Task objective: Repeat the entries that follow verbatim, without any of their pictures.

Supplied information:
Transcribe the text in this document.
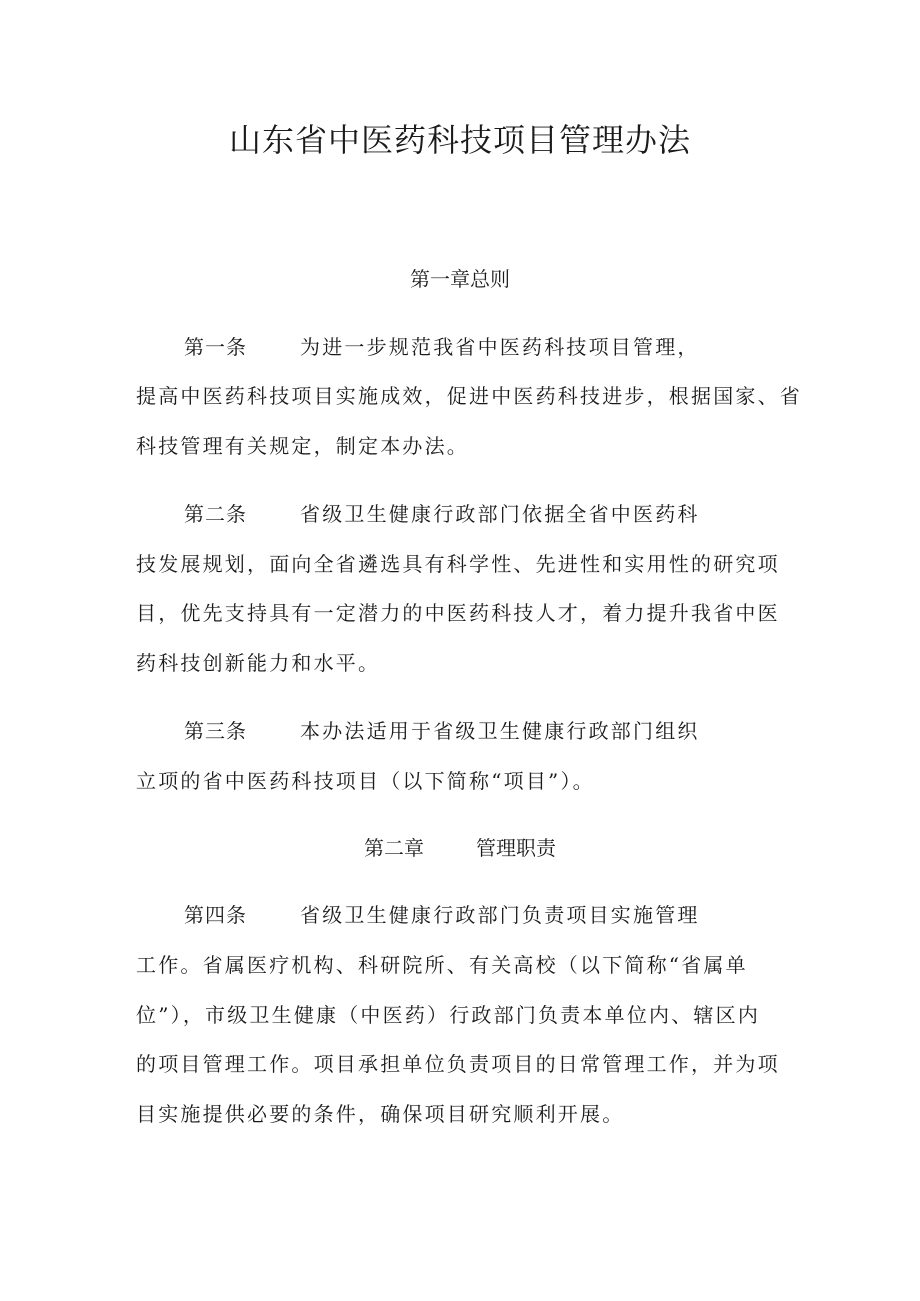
山东省中医药科技项目管理办法
第一章总则
第一条	为进一步规范我省中医药科技项目管理，
提高中医药科技项目实施成效，促进中医药科技进步，根据国家、省
科技管理有关规定，制定本办法。
第二条	省级卫生健康行政部门依据全省中医药科
技发展规划，面向全省遴选具有科学性、先进性和实用性的研究项
目，优先支持具有一定潜力的中医药科技人才，着力提升我省中医
药科技创新能力和水平。
第三条	本办法适用于省级卫生健康行政部门组织
立项的省中医药科技项目（以下简称“项目”）。
第二章	管理职责
第四条	省级卫生健康行政部门负责项目实施管理
工作。省属医疗机构、科研院所、有关高校（以下简称“省属单
位”），市级卫生健康（中医药）行政部门负责本单位内、辖区内
的项目管理工作。项目承担单位负责项目的日常管理工作，并为项
目实施提供必要的条件，确保项目研究顺利开展。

Result:
Transcribe the text in this document.
山东省中医药科技项目管理办法
第一章总则
第一条	为进一步规范我省中医药科技项目管理，
提高中医药科技项目实施成效，促进中医药科技进步，根据国家、省
科技管理有关规定，制定本办法。
第二条	省级卫生健康行政部门依据全省中医药科
技发展规划，面向全省遴选具有科学性、先进性和实用性的研究项
目，优先支持具有一定潜力的中医药科技人才，着力提升我省中医
药科技创新能力和水平。
第三条	本办法适用于省级卫生健康行政部门组织
立项的省中医药科技项目（以下简称“项目”）。
第二章	管理职责
第四条	省级卫生健康行政部门负责项目实施管理
工作。省属医疗机构、科研院所、有关高校（以下简称“省属单
位”），市级卫生健康（中医药）行政部门负责本单位内、辖区内
的项目管理工作。项目承担单位负责项目的日常管理工作，并为项
目实施提供必要的条件，确保项目研究顺利开展。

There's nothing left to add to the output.